### Listed entries ###
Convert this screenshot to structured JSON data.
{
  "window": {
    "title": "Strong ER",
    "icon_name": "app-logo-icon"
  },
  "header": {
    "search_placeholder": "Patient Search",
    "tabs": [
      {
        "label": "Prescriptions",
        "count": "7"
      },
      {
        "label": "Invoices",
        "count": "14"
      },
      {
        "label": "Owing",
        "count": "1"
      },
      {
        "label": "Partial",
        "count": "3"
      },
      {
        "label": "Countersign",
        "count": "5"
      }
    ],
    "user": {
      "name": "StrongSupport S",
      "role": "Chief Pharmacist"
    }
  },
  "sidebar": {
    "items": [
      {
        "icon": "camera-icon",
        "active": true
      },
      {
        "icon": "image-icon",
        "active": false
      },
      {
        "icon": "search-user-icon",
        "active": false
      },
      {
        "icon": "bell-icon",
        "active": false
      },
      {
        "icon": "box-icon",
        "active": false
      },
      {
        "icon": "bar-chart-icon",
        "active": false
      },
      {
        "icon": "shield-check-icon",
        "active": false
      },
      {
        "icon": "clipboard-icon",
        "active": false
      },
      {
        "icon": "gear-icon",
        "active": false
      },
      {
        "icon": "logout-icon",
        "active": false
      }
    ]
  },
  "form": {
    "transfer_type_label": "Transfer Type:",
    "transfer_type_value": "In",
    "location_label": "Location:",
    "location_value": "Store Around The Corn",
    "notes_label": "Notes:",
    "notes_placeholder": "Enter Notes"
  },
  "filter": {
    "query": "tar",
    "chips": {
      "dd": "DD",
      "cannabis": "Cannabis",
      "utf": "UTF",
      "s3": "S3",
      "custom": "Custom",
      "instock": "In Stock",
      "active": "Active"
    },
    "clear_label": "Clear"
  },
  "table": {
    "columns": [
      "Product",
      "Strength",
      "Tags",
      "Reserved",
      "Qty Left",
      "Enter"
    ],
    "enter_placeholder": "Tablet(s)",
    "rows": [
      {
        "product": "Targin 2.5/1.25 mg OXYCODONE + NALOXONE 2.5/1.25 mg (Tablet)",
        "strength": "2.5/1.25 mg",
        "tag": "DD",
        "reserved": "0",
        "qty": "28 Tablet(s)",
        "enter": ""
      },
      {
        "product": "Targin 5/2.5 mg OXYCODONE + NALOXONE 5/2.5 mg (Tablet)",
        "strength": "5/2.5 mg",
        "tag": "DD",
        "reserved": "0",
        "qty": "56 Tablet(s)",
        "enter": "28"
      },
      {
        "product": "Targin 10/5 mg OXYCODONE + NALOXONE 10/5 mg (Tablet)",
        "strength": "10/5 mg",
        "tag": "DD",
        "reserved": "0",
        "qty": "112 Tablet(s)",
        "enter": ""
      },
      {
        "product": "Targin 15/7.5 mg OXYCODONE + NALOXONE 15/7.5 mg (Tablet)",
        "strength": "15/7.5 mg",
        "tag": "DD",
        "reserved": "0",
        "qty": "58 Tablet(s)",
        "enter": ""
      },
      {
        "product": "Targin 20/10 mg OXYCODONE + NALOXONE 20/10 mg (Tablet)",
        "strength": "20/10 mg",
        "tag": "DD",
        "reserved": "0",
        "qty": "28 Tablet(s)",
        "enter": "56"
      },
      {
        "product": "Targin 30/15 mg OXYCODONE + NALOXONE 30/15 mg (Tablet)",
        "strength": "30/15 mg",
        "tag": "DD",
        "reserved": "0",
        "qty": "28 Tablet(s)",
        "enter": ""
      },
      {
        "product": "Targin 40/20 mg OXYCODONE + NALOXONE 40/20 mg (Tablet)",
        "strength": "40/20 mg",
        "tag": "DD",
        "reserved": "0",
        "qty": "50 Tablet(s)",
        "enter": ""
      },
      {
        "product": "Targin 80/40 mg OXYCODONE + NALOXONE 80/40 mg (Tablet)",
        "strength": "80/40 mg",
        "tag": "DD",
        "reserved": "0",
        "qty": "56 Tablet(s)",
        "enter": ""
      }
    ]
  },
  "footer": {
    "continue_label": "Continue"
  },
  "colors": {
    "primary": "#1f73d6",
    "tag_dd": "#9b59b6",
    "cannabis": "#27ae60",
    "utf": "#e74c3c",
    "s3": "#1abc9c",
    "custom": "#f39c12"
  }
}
###
• [Stated goal]: Collect each line above holding the string "icon".

• [In response]:
    "icon_name": "app-logo-icon"
        "icon": "camera-icon",
        "icon": "image-icon",
        "icon": "search-user-icon",
        "icon": "bell-icon",
        "icon": "box-icon",
        "icon": "bar-chart-icon",
        "icon": "shield-check-icon",
        "icon": "clipboard-icon",
        "icon": "gear-icon",
        "icon": "logout-icon",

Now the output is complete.